-- Listing --
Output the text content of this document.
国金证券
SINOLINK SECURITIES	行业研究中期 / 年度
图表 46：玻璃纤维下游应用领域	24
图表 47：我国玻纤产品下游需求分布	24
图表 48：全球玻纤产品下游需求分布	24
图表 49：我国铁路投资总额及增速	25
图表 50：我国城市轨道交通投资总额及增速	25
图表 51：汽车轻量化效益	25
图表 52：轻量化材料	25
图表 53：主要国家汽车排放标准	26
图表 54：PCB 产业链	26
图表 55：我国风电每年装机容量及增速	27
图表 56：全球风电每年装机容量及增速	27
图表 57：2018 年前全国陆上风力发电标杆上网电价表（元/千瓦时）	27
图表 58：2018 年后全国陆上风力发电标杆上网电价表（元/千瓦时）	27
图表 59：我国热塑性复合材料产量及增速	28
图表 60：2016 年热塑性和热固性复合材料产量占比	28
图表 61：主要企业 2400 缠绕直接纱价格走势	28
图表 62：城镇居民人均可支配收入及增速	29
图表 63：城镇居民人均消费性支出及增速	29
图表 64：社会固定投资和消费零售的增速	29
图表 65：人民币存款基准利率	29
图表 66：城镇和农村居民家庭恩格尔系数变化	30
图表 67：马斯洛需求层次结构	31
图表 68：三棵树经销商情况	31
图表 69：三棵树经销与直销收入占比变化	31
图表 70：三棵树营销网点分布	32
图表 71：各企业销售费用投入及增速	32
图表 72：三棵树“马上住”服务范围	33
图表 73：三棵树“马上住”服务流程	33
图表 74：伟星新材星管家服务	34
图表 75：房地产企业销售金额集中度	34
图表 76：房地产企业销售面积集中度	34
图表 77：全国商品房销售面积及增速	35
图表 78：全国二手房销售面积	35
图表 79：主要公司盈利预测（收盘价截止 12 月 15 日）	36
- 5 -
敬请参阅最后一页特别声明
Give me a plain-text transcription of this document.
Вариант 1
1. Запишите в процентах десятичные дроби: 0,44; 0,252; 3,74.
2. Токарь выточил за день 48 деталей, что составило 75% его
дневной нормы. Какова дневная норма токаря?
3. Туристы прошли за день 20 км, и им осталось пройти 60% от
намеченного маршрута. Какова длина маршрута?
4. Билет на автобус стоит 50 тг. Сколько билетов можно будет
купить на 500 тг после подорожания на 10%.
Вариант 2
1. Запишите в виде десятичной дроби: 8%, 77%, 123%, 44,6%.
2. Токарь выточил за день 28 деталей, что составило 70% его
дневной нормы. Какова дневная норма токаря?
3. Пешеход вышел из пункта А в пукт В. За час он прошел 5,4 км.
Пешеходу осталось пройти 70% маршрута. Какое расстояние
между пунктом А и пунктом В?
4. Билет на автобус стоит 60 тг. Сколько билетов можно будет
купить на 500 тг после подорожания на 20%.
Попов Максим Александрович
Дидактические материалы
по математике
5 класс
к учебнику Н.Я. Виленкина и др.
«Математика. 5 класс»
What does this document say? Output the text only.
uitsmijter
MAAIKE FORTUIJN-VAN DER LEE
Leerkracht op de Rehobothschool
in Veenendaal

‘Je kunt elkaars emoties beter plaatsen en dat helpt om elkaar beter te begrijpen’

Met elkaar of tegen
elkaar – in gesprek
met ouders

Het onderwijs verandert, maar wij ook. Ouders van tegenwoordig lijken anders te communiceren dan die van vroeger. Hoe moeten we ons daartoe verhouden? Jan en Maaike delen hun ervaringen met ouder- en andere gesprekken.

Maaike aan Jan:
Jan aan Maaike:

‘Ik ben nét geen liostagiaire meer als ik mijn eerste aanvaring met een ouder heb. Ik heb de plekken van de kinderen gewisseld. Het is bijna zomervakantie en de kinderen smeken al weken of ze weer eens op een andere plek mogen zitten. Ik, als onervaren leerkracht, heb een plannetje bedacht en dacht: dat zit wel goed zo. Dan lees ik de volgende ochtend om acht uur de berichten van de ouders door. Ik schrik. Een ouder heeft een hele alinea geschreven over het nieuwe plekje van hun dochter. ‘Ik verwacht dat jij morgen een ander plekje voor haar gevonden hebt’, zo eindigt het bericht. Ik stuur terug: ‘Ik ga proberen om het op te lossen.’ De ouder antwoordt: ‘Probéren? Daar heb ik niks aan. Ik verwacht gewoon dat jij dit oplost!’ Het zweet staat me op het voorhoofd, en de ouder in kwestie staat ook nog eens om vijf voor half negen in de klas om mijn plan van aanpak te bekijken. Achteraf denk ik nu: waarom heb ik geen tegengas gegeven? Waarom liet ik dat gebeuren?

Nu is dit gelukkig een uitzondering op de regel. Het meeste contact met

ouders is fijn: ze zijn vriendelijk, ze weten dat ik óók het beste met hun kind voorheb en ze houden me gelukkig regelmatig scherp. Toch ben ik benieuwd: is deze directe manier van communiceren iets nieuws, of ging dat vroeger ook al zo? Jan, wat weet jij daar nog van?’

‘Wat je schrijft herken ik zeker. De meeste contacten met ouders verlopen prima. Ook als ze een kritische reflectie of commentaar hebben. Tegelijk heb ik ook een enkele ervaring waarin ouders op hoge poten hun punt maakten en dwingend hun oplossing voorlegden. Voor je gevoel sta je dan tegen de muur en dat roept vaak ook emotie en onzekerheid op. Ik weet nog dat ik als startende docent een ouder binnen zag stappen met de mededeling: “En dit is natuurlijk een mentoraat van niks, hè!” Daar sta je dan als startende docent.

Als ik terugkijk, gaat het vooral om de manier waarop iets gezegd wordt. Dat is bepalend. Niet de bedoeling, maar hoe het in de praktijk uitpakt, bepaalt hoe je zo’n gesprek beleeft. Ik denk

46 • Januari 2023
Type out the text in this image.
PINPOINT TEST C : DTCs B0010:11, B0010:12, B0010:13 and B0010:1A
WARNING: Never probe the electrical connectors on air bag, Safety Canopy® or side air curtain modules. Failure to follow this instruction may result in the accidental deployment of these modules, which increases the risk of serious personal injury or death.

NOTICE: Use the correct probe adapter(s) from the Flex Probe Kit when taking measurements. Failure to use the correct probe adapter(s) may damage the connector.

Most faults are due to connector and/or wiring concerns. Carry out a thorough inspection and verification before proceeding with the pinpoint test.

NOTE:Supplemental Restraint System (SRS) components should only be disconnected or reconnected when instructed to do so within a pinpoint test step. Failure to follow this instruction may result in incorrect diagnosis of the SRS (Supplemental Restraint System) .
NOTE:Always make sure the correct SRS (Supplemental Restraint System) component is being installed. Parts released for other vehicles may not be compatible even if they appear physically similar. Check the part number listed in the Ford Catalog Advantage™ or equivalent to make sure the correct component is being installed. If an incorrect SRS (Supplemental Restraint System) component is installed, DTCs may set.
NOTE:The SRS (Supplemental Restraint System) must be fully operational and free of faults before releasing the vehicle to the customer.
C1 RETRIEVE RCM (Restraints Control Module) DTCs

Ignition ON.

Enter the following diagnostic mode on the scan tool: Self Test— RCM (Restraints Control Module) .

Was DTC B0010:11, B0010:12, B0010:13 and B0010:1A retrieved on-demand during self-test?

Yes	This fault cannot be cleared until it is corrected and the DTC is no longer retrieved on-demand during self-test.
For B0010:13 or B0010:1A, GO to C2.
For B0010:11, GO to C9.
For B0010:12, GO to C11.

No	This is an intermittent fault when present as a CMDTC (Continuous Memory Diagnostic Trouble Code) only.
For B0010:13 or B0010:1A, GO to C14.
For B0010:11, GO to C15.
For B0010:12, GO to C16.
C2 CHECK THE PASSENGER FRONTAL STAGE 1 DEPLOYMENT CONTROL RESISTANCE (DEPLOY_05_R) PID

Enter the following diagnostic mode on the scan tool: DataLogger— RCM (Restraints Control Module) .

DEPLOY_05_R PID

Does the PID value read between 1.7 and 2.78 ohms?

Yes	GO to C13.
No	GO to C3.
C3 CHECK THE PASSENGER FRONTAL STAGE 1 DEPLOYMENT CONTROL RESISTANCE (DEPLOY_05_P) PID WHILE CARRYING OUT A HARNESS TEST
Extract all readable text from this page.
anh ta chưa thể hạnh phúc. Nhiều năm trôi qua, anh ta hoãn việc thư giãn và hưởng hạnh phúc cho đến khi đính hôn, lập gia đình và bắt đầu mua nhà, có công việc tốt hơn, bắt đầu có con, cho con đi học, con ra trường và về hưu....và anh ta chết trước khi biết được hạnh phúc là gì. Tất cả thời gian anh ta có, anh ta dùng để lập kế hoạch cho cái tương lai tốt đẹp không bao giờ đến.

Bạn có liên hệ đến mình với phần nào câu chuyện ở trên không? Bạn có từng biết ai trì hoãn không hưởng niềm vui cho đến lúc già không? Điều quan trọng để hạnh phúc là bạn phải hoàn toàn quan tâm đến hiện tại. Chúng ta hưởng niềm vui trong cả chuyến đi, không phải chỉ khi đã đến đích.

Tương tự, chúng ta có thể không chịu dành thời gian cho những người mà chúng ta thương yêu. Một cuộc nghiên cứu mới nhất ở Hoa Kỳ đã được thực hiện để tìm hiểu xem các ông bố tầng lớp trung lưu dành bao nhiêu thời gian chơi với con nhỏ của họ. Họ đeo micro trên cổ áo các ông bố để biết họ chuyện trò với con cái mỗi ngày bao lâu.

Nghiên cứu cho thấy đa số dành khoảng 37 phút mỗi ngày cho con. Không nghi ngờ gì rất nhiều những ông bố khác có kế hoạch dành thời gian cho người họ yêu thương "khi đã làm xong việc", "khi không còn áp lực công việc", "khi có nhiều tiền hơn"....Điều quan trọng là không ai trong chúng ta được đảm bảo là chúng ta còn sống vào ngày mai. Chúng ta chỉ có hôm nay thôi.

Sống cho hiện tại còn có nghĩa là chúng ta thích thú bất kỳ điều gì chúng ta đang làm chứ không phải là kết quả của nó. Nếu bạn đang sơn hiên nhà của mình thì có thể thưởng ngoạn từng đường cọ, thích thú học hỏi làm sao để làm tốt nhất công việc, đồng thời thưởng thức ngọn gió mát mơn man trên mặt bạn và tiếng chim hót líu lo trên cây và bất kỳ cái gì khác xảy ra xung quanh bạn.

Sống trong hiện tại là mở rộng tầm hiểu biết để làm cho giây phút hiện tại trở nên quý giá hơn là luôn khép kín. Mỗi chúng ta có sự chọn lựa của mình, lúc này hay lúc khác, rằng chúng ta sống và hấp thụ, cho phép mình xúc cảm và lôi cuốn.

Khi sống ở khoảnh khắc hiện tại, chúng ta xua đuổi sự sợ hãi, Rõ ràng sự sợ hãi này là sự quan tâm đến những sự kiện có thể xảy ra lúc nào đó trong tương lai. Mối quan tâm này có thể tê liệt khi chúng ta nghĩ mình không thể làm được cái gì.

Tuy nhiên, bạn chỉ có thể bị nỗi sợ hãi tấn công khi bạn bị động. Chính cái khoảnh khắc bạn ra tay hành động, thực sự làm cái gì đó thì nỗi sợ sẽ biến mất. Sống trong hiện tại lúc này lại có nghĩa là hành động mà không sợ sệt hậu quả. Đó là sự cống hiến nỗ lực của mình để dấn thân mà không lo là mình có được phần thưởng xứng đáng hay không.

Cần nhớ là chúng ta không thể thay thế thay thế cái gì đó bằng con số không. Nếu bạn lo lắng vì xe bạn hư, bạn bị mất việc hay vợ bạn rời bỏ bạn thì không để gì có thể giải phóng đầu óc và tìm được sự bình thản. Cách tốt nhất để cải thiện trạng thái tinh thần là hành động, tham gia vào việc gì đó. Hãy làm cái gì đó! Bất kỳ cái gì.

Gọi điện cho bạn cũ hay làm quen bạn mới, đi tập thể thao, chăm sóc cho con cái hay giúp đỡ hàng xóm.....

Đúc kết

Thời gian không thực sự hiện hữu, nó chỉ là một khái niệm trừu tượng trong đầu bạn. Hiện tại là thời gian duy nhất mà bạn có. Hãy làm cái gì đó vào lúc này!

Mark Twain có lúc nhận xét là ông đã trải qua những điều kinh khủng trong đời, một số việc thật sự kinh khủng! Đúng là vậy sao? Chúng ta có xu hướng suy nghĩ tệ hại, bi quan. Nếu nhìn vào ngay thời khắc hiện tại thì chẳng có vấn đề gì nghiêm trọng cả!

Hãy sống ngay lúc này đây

-- Your goal --
Gather each line from the entries above that includes the word "gelukkig".

-- Response --
Nu is dit gelukkig een uitzondering op de regel. Het meeste contact met
ouders is fijn: ze zijn vriendelijk, ze weten dat ik óók het beste met hun kind voorheb en ze houden me gelukkig regelmatig scherp. Toch ben ik benieuwd: is deze directe manier van communiceren iets nieuws, of ging dat vroeger ook al zo? Jan, wat weet jij daar nog van?’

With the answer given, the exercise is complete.